CHALLENGE
Find every line in the records below that holds the word "работников", and copy it out.

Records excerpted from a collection
- - - -
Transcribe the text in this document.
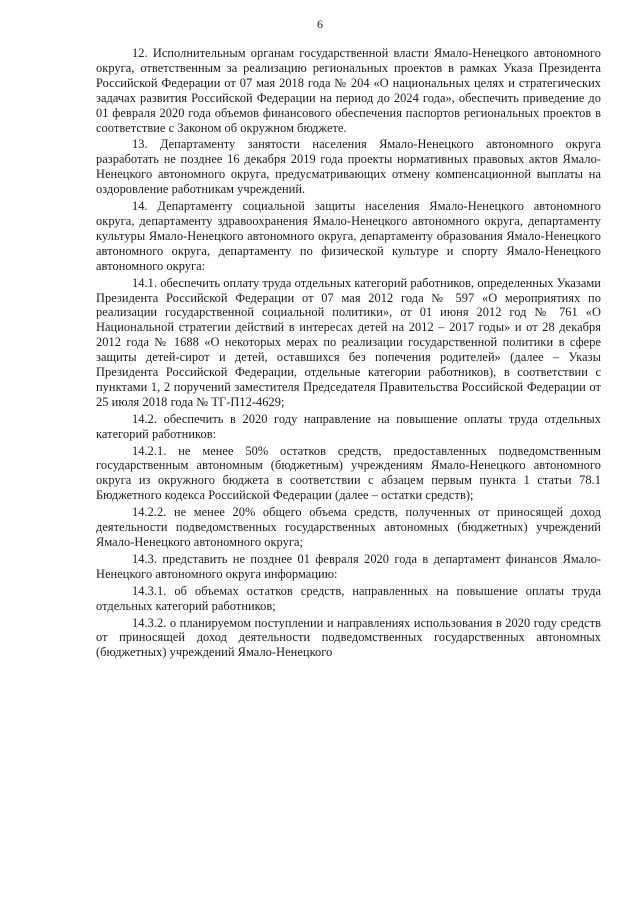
6

12. Исполнительным органам государственной власти Ямало-Ненецкого автономного округа, ответственным за реализацию региональных проектов в рамках Указа Президента Российской Федерации от 07 мая 2018 года № 204 «О национальных целях и стратегических задачах развития Российской Федерации на период до 2024 года», обеспечить приведение до 01 февраля 2020 года объемов финансового обеспечения паспортов региональных проектов в соответствие с Законом об окружном бюджете.

13. Департаменту занятости населения Ямало-Ненецкого автономного округа разработать не позднее 16 декабря 2019 года проекты нормативных правовых актов Ямало-Ненецкого автономного округа, предусматривающих отмену компенсационной выплаты на оздоровление работникам учреждений.

14. Департаменту социальной защиты населения Ямало-Ненецкого автономного округа, департаменту здравоохранения Ямало-Ненецкого автономного округа, департаменту культуры Ямало-Ненецкого автономного округа, департаменту образования Ямало-Ненецкого автономного округа, департаменту по физической культуре и спорту Ямало-Ненецкого автономного округа:

14.1. обеспечить оплату труда отдельных категорий работников, определенных Указами Президента Российской Федерации от 07 мая 2012 года № 597 «О мероприятиях по реализации государственной социальной политики», от 01 июня 2012 год № 761 «О Национальной стратегии действий в интересах детей на 2012 – 2017 годы» и от 28 декабря 2012 года № 1688 «О некоторых мерах по реализации государственной политики в сфере защиты детей-сирот и детей, оставшихся без попечения родителей» (далее – Указы Президента Российской Федерации, отдельные категории работников), в соответствии с пунктами 1, 2 поручений заместителя Председателя Правительства Российской Федерации от 25 июля 2018 года № ТГ-П12-4629;

14.2. обеспечить в 2020 году направление на повышение оплаты труда отдельных категорий работников:

14.2.1. не менее 50% остатков средств, предоставленных подведомственным государственным автономным (бюджетным) учреждениям Ямало-Ненецкого автономного округа из окружного бюджета в соответствии с абзацем первым пункта 1 статьи 78.1 Бюджетного кодекса Российской Федерации (далее – остатки средств);

14.2.2. не менее 20% общего объема средств, полученных от приносящей доход деятельности подведомственных государственных автономных (бюджетных) учреждений Ямало-Ненецкого автономного округа;

14.3. представить не позднее 01 февраля 2020 года в департамент финансов Ямало-Ненецкого автономного округа информацию:

14.3.1. об объемах остатков средств, направленных на повышение оплаты труда отдельных категорий работников;

14.3.2. о планируемом поступлении и направлениях использования в 2020 году средств от приносящей доход деятельности подведомственных государственных автономных (бюджетных) учреждений Ямало-Ненецкого
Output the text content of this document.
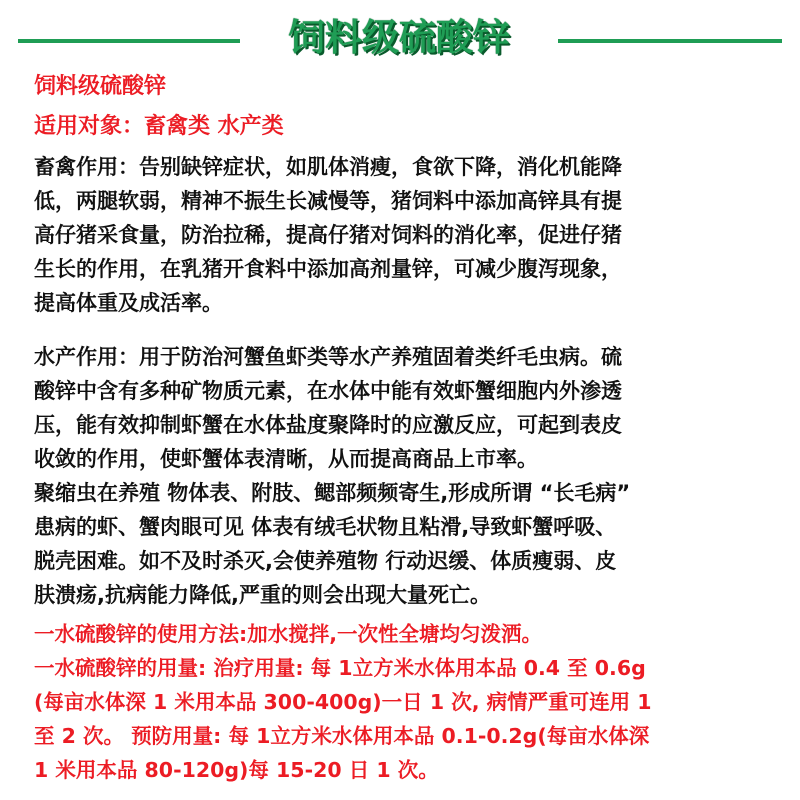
饲料级硫酸锌
饲料级硫酸锌
适用对象：畜禽类 水产类
畜禽作用：告别缺锌症状，如肌体消瘦，食欲下降，消化机能降
低，两腿软弱，精神不振生长减慢等，猪饲料中添加高锌具有提
高仔猪采食量，防治拉稀，提高仔猪对饲料的消化率，促进仔猪
生长的作用，在乳猪开食料中添加高剂量锌，可减少腹泻现象，
提高体重及成活率。
水产作用：用于防治河蟹鱼虾类等水产养殖固着类纤毛虫病。硫
酸锌中含有多种矿物质元素，在水体中能有效虾蟹细胞内外渗透
压，能有效抑制虾蟹在水体盐度聚降时的应激反应，可起到表皮
收敛的作用，使虾蟹体表清晰，从而提高商品上市率。
聚缩虫在养殖 物体表、附肢、鳃部频频寄生,形成所谓 “长毛病”
患病的虾、蟹肉眼可见 体表有绒毛状物且粘滑,导致虾蟹呼吸、
脱壳困难。如不及时杀灭,会使养殖物 行动迟缓、体质瘦弱、皮
肤溃疡,抗病能力降低,严重的则会出现大量死亡。
一水硫酸锌的使用方法:加水搅拌,一次性全塘均匀泼洒。
一水硫酸锌的用量: 治疗用量: 每 1立方米水体用本品 0.4 至 0.6g
(每亩水体深 1 米用本品 300-400g)一日 1 次, 病情严重可连用 1
至 2 次。 预防用量: 每 1立方米水体用本品 0.1-0.2g(每亩水体深
1 米用本品 80-120g)每 15-20 日 1 次。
- - - -
TASK RESPONSE
14.1. обеспечить оплату труда отдельных категорий работников, определенных Указами Президента Российской Федерации от 07 мая 2012 года № 597 «О мероприятиях по реализации государственной социальной политики», от 01 июня 2012 год № 761 «О Национальной стратегии действий в интересах детей на 2012 – 2017 годы» и от 28 декабря 2012 года № 1688 «О некоторых мерах по реализации государственной политики в сфере защиты детей-сирот и детей, оставшихся без попечения родителей» (далее – Указы Президента Российской Федерации, отдельные категории работников), в соответствии с пунктами 1, 2 поручений заместителя Председателя Правительства Российской Федерации от 25 июля 2018 года № ТГ-П12-4629;
14.2. обеспечить в 2020 году направление на повышение оплаты труда отдельных категорий работников:
14.3.1. об объемах остатков средств, направленных на повышение оплаты труда отдельных категорий работников;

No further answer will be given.